§ Required work:
Each line below is to be written out in full, exactly as shown.

## BEGIN Raw data

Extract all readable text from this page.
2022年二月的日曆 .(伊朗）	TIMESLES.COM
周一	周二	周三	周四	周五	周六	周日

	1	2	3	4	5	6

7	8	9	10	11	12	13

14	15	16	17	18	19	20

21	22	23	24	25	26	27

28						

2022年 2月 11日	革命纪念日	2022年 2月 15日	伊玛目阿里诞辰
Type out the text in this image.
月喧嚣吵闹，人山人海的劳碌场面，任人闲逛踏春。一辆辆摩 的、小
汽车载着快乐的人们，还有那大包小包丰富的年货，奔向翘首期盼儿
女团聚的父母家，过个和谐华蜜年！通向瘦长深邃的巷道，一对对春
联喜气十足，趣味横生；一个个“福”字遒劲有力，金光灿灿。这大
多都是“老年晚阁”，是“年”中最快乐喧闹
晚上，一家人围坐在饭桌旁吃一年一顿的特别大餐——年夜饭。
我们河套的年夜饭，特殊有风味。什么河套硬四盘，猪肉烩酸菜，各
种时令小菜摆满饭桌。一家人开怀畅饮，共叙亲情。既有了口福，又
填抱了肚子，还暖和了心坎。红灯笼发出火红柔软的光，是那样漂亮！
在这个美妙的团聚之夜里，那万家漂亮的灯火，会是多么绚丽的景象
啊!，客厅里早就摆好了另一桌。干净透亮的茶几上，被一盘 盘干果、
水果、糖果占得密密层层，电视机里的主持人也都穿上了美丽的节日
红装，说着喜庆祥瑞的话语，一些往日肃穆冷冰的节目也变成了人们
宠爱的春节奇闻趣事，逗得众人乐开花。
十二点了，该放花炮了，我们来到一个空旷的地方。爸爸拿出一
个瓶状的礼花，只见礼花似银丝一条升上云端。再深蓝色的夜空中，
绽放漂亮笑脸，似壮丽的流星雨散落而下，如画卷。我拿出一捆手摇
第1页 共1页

## END Raw data

§ Answer for this exercise:
Extract all readable text from this page.
2022年二月的日曆 .(伊朗）	TIMESLES.COM
周一	周二	周三	周四	周五	周六	周日

	1	2	3	4	5	6

7	8	9	10	11	12	13

14	15	16	17	18	19	20

21	22	23	24	25	26	27

28						

2022年 2月 11日	革命纪念日	2022年 2月 15日	伊玛目阿里诞辰
Type out the text in this image.
月喧嚣吵闹，人山人海的劳碌场面，任人闲逛踏春。一辆辆摩 的、小
汽车载着快乐的人们，还有那大包小包丰富的年货，奔向翘首期盼儿
女团聚的父母家，过个和谐华蜜年！通向瘦长深邃的巷道，一对对春
联喜气十足，趣味横生；一个个“福”字遒劲有力，金光灿灿。这大
多都是“老年晚阁”，是“年”中最快乐喧闹
晚上，一家人围坐在饭桌旁吃一年一顿的特别大餐——年夜饭。
我们河套的年夜饭，特殊有风味。什么河套硬四盘，猪肉烩酸菜，各
种时令小菜摆满饭桌。一家人开怀畅饮，共叙亲情。既有了口福，又
填抱了肚子，还暖和了心坎。红灯笼发出火红柔软的光，是那样漂亮！
在这个美妙的团聚之夜里，那万家漂亮的灯火，会是多么绚丽的景象
啊!，客厅里早就摆好了另一桌。干净透亮的茶几上，被一盘 盘干果、
水果、糖果占得密密层层，电视机里的主持人也都穿上了美丽的节日
红装，说着喜庆祥瑞的话语，一些往日肃穆冷冰的节目也变成了人们
宠爱的春节奇闻趣事，逗得众人乐开花。
十二点了，该放花炮了，我们来到一个空旷的地方。爸爸拿出一
个瓶状的礼花，只见礼花似银丝一条升上云端。再深蓝色的夜空中，
绽放漂亮笑脸，似壮丽的流星雨散落而下，如画卷。我拿出一捆手摇
第1页 共1页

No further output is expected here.